GOAL:
Every line holding the string "this" should be gathered.

..........

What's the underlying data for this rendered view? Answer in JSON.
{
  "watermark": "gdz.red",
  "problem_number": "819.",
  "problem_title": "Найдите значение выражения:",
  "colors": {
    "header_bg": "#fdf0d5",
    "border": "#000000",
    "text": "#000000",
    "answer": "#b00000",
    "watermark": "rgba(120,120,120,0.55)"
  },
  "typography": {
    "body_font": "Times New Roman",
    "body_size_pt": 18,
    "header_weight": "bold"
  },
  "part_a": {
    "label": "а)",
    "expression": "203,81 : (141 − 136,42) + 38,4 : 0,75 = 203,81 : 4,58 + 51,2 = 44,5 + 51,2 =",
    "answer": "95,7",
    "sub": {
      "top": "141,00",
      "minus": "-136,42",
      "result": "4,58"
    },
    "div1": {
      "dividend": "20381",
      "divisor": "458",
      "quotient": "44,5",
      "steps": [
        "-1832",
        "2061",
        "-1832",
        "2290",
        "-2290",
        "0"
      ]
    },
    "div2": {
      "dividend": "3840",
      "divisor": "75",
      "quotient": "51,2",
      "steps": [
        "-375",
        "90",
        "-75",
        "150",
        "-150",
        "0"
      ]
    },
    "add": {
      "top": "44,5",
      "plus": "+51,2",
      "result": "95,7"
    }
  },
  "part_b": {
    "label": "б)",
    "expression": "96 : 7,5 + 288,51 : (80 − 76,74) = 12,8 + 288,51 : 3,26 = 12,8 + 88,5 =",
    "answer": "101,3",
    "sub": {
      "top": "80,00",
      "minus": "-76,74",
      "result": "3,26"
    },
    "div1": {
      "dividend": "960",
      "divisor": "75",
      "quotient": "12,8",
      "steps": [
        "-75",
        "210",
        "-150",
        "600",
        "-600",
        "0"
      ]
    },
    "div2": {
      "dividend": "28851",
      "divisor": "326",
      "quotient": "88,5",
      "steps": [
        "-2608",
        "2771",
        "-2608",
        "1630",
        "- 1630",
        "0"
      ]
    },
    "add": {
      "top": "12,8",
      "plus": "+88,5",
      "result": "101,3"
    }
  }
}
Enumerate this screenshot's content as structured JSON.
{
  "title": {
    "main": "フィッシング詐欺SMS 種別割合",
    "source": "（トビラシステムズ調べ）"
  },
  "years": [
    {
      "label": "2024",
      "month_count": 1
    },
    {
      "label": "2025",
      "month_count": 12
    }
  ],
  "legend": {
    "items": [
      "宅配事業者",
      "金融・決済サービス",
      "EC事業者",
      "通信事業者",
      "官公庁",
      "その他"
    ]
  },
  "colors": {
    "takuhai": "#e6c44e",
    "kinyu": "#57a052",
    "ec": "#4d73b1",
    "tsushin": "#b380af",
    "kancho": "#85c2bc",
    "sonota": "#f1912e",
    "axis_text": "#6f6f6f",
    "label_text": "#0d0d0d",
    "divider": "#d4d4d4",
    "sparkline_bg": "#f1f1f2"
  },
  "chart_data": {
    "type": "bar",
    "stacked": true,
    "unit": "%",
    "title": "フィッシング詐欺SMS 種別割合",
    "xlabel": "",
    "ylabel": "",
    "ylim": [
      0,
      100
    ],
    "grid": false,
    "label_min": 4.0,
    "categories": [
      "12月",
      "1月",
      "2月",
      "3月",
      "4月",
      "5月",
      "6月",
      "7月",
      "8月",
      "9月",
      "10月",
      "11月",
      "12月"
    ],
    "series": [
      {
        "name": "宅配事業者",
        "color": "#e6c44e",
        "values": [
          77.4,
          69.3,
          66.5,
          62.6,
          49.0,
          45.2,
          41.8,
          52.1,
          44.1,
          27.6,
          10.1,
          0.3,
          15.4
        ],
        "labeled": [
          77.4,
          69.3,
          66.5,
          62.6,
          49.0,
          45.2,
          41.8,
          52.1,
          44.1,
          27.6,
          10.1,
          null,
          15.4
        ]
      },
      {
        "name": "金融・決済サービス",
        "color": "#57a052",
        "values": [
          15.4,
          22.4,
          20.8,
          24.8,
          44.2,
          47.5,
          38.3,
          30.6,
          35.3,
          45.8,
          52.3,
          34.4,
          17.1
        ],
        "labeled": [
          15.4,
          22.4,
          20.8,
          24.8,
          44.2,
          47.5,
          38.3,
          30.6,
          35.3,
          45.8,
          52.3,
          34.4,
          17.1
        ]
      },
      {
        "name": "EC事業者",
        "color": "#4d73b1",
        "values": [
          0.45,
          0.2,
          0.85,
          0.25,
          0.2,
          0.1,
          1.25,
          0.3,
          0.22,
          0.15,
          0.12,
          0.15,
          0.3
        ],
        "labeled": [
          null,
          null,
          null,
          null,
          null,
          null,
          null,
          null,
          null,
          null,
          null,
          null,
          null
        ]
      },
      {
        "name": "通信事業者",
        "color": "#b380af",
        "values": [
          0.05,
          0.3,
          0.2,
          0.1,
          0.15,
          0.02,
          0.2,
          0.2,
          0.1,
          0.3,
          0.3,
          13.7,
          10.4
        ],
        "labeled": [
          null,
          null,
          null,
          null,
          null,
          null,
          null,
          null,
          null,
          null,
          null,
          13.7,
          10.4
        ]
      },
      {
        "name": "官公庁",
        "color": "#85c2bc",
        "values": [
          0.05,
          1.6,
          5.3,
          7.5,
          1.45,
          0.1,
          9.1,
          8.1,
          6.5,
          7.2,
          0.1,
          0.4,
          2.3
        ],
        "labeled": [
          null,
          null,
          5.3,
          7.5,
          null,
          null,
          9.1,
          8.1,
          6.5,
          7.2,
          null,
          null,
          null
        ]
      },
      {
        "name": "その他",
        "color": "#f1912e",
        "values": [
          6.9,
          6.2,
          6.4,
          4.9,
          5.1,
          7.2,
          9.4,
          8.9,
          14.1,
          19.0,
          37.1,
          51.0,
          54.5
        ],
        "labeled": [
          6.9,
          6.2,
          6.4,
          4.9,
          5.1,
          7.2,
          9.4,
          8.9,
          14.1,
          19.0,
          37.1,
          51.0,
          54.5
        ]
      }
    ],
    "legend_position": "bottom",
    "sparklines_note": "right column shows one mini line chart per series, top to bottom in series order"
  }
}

..........

ANSWER FOR THE TASK:
What's the underlying data for this rendered view? Answer in JSON.
Enumerate this screenshot's content as structured JSON.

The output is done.